Try it: Give back every record exactly as written.

Data entries for graphics
————
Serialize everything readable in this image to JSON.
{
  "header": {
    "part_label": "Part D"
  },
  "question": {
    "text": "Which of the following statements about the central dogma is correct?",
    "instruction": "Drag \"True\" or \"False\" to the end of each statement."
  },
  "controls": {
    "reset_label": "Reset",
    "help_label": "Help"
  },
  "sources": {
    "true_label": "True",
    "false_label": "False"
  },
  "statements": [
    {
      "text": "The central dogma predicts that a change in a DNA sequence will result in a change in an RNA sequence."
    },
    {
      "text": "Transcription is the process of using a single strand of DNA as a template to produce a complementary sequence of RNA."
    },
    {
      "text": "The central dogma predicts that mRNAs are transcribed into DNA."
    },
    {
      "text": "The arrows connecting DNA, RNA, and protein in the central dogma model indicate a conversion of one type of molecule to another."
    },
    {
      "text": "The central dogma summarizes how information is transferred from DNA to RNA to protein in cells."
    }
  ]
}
————
Written solution:
Serialize everything readable in this image to JSON.
{
  "header": {
    "part_label": "Part D"
  },
  "question": {
    "text": "Which of the following statements about the central dogma is correct?",
    "instruction": "Drag \"True\" or \"False\" to the end of each statement."
  },
  "controls": {
    "reset_label": "Reset",
    "help_label": "Help"
  },
  "sources": {
    "true_label": "True",
    "false_label": "False"
  },
  "statements": [
    {
      "text": "The central dogma predicts that a change in a DNA sequence will result in a change in an RNA sequence."
    },
    {
      "text": "Transcription is the process of using a single strand of DNA as a template to produce a complementary sequence of RNA."
    },
    {
      "text": "The central dogma predicts that mRNAs are transcribed into DNA."
    },
    {
      "text": "The arrows connecting DNA, RNA, and protein in the central dogma model indicate a conversion of one type of molecule to another."
    },
    {
      "text": "The central dogma summarizes how information is transferred from DNA to RNA to protein in cells."
    }
  ]
}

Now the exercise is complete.